- _Study text_:

Read Scent and Subversion Online

Authors: Barbara Herman

Scent and Subversion (40 page)

Immortelle
(or everasting flower, Helichrysum): A floral note that smells savory sweet. Immortelle is often described as smelling like a combination between ham and maple syrup.

Indole, indolic:
A molecule found in decomposing organic matter and feces, in lower concentrations, indole has a floral aspect. Many white flowers, including jasmine and orange blossom are described as indolic because of the disquieting, ripe, animalic, and almost excremental facet of their scents.

Ionones:
Violet is an expensive perfume to extract, so ionones, discovered in 1893, step in to provide the powdery-sweet aspect of the flower.

Isobutyl quinoline:
A synthetic perfume note used in chypre, leather, and woody perfumes. It provides dry, green, wood, leather, and tobacco aspects. Overdosed in Germaine Cellier’s Robert Piguet fragrance, Bandit.

Labdanum (Cistus):
The resin from the rockrose bush. Said to be the plant ingredient whose scent closest resembles ambergris.

Leather:
A perfume accord and category of perfume constructed from various notes, including birch tar, styrax, castoreum, and a variety of synthetic notes.

Limbic system:
A component of an ancient part of the brain that processes emotions, memories, and instinctual responses related to fear and sex, and contains the olfactory cortex, which receives and processes information from the olfactory bulb. When deployed to talk about perfume, it’s often used less in a scientific manner (although certainly scent, emotion, and memory are connected in the brain) than to discuss perfume’s power to effect deep, visceral, often memory-tinged, near-automatic responses in people.

Magnolia oil:
Extracted from the magnolia flower, its scent has a fresh, lemony, diluted rose scent with subtle fruit notes’ warmth in the drydown.

Maté absolute:
On its own, this green tea absolute has green, earthy, complex, smoky, tobacco qualities. In Bulgari’s Au Thé Vert Au Parfumée.

Methyl ionone:
Discovered in 1893, methyl ionone is a synthetic note that recalls the woody and orris aspects of the violet flower. Used in L’Origan and L’Heure Bleue.

Mimosa, cassie
(Acacia farnesiana):
The flowers of
A. farnesiana,
or cassie, yield an absolute that, according to Steffen Arctander, author of
Perfume and Flavor Materials of Natural Origin,
is a warm, powdery-spicy, herbaceous, and floral odor with a balsamic and cinnamon undertone. Amarige highlighted the sweet aspects of mimosa; in Caron’s Farnesiana, the more herbaceous, balsamic aspects.

- _Data for analysis_:
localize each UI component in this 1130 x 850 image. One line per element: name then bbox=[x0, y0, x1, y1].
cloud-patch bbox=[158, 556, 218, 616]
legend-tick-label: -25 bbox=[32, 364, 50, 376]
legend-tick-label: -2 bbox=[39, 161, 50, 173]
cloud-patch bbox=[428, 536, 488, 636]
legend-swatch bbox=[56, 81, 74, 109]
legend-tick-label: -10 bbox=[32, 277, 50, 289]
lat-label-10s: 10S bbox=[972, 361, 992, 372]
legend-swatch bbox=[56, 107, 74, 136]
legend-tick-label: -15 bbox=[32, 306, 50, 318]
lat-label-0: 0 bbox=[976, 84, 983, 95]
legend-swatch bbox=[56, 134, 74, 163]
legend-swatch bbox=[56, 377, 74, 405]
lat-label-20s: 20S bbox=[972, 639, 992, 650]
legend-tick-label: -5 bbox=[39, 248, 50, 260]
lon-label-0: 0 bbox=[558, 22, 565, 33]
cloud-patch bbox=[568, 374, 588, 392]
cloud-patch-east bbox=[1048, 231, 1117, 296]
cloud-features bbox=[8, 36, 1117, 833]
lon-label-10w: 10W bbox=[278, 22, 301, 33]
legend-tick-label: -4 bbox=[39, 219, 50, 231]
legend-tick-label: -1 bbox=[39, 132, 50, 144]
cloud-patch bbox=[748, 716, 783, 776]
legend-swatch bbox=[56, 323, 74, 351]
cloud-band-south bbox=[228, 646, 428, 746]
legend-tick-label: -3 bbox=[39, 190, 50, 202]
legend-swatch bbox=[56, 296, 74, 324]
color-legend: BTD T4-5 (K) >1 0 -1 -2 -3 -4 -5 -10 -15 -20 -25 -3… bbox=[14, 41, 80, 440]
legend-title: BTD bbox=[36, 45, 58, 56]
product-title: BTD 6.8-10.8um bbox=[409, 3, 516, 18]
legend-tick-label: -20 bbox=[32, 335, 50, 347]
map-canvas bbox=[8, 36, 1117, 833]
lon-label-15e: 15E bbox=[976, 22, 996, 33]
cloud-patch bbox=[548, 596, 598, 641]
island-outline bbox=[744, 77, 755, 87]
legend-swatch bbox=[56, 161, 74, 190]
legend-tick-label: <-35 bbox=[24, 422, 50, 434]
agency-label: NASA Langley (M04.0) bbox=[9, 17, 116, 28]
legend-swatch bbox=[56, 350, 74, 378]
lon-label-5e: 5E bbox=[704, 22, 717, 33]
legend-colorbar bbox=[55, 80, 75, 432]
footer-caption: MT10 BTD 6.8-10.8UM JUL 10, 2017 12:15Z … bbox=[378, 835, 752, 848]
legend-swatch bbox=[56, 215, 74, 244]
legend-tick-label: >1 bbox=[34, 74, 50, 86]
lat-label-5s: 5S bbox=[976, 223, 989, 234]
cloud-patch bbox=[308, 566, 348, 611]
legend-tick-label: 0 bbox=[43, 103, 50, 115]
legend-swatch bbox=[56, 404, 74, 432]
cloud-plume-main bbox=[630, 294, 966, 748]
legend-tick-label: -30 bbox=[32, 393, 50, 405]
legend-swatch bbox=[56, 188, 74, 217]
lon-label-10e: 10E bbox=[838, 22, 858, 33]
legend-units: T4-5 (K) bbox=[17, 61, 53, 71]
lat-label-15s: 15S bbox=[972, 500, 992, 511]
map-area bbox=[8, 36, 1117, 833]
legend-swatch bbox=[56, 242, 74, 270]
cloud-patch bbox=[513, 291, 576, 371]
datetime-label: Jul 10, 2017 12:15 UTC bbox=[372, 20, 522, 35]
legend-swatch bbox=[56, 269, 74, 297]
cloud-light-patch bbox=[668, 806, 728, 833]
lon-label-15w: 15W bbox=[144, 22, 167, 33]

- _Instructions for the task_:
Render this sentence from the perfume glossary in Spanish: "Violet is an expensive perfume to extract, so ionones, discovered in 1893, step in to provide the powdery-sweet aspect of the flower."

- _Answer box_:
La violeta es un perfume caro de extraer, por lo que las iononas, descubiertas en 1893, intervienen para aportar el aspecto dulce y atalcado de la flor.